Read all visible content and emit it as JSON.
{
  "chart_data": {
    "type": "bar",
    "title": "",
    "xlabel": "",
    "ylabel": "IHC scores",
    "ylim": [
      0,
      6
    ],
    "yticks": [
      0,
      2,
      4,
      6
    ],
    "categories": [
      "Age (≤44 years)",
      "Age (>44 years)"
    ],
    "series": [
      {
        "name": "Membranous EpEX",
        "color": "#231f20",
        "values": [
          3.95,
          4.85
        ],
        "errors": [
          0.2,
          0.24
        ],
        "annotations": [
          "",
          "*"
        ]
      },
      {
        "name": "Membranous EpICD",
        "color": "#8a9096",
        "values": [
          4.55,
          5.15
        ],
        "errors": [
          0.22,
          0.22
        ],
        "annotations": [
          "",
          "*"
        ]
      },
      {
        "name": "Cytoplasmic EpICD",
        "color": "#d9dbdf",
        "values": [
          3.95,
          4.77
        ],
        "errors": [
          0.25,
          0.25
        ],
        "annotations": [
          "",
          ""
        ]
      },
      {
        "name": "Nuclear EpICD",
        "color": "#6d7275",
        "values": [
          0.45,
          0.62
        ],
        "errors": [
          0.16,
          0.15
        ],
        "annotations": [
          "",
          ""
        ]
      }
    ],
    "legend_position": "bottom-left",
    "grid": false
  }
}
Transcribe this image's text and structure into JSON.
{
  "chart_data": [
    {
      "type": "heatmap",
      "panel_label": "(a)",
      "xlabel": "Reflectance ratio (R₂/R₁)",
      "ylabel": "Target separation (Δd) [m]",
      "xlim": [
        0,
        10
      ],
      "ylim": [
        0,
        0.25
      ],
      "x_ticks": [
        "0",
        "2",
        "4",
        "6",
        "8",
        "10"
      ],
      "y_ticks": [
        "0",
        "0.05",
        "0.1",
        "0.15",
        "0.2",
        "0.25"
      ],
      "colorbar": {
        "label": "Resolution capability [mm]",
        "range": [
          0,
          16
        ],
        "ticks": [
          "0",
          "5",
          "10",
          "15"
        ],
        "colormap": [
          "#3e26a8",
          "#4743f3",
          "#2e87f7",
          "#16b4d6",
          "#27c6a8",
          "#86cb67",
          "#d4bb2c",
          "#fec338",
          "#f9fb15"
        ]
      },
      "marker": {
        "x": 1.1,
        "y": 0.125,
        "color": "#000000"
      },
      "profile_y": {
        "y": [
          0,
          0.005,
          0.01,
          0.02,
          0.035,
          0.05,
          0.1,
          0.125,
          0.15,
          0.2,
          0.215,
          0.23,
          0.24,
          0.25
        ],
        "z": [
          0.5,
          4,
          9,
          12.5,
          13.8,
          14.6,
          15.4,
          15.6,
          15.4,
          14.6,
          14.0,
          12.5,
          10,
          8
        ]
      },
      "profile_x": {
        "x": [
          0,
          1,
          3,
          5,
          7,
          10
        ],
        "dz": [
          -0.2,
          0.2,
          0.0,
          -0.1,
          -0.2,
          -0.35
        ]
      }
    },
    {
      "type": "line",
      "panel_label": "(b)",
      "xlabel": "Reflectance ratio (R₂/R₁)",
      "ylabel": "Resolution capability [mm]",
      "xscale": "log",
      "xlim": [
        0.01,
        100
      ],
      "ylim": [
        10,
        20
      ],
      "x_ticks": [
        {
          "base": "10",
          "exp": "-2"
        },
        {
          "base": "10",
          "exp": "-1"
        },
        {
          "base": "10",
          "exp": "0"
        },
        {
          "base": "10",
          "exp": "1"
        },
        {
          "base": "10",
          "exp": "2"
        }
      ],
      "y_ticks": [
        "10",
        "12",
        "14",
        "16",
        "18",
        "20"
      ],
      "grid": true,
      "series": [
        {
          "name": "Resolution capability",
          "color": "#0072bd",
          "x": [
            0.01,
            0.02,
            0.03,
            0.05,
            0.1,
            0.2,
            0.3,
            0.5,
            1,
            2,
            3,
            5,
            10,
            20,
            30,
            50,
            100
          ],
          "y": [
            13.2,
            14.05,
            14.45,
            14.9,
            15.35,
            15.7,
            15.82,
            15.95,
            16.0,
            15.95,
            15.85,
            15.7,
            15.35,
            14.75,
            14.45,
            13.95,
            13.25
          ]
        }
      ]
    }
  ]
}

* Task *
Faithfully copy every entry, leaving nothing out.

* Final result *
Read all visible content and emit it as JSON.
{
  "chart_data": {
    "type": "bar",
    "title": "",
    "xlabel": "",
    "ylabel": "IHC scores",
    "ylim": [
      0,
      6
    ],
    "yticks": [
      0,
      2,
      4,
      6
    ],
    "categories": [
      "Age (≤44 years)",
      "Age (>44 years)"
    ],
    "series": [
      {
        "name": "Membranous EpEX",
        "color": "#231f20",
        "values": [
          3.95,
          4.85
        ],
        "errors": [
          0.2,
          0.24
        ],
        "annotations": [
          "",
          "*"
        ]
      },
      {
        "name": "Membranous EpICD",
        "color": "#8a9096",
        "values": [
          4.55,
          5.15
        ],
        "errors": [
          0.22,
          0.22
        ],
        "annotations": [
          "",
          "*"
        ]
      },
      {
        "name": "Cytoplasmic EpICD",
        "color": "#d9dbdf",
        "values": [
          3.95,
          4.77
        ],
        "errors": [
          0.25,
          0.25
        ],
        "annotations": [
          "",
          ""
        ]
      },
      {
        "name": "Nuclear EpICD",
        "color": "#6d7275",
        "values": [
          0.45,
          0.62
        ],
        "errors": [
          0.16,
          0.15
        ],
        "annotations": [
          "",
          ""
        ]
      }
    ],
    "legend_position": "bottom-left",
    "grid": false
  }
}
Transcribe this image's text and structure into JSON.
{
  "chart_data": [
    {
      "type": "heatmap",
      "panel_label": "(a)",
      "xlabel": "Reflectance ratio (R₂/R₁)",
      "ylabel": "Target separation (Δd) [m]",
      "xlim": [
        0,
        10
      ],
      "ylim": [
        0,
        0.25
      ],
      "x_ticks": [
        "0",
        "2",
        "4",
        "6",
        "8",
        "10"
      ],
      "y_ticks": [
        "0",
        "0.05",
        "0.1",
        "0.15",
        "0.2",
        "0.25"
      ],
      "colorbar": {
        "label": "Resolution capability [mm]",
        "range": [
          0,
          16
        ],
        "ticks": [
          "0",
          "5",
          "10",
          "15"
        ],
        "colormap": [
          "#3e26a8",
          "#4743f3",
          "#2e87f7",
          "#16b4d6",
          "#27c6a8",
          "#86cb67",
          "#d4bb2c",
          "#fec338",
          "#f9fb15"
        ]
      },
      "marker": {
        "x": 1.1,
        "y": 0.125,
        "color": "#000000"
      },
      "profile_y": {
        "y": [
          0,
          0.005,
          0.01,
          0.02,
          0.035,
          0.05,
          0.1,
          0.125,
          0.15,
          0.2,
          0.215,
          0.23,
          0.24,
          0.25
        ],
        "z": [
          0.5,
          4,
          9,
          12.5,
          13.8,
          14.6,
          15.4,
          15.6,
          15.4,
          14.6,
          14.0,
          12.5,
          10,
          8
        ]
      },
      "profile_x": {
        "x": [
          0,
          1,
          3,
          5,
          7,
          10
        ],
        "dz": [
          -0.2,
          0.2,
          0.0,
          -0.1,
          -0.2,
          -0.35
        ]
      }
    },
    {
      "type": "line",
      "panel_label": "(b)",
      "xlabel": "Reflectance ratio (R₂/R₁)",
      "ylabel": "Resolution capability [mm]",
      "xscale": "log",
      "xlim": [
        0.01,
        100
      ],
      "ylim": [
        10,
        20
      ],
      "x_ticks": [
        {
          "base": "10",
          "exp": "-2"
        },
        {
          "base": "10",
          "exp": "-1"
        },
        {
          "base": "10",
          "exp": "0"
        },
        {
          "base": "10",
          "exp": "1"
        },
        {
          "base": "10",
          "exp": "2"
        }
      ],
      "y_ticks": [
        "10",
        "12",
        "14",
        "16",
        "18",
        "20"
      ],
      "grid": true,
      "series": [
        {
          "name": "Resolution capability",
          "color": "#0072bd",
          "x": [
            0.01,
            0.02,
            0.03,
            0.05,
            0.1,
            0.2,
            0.3,
            0.5,
            1,
            2,
            3,
            5,
            10,
            20,
            30,
            50,
            100
          ],
          "y": [
            13.2,
            14.05,
            14.45,
            14.9,
            15.35,
            15.7,
            15.82,
            15.95,
            16.0,
            15.95,
            15.85,
            15.7,
            15.35,
            14.75,
            14.45,
            13.95,
            13.25
          ]
        }
      ]
    }
  ]
}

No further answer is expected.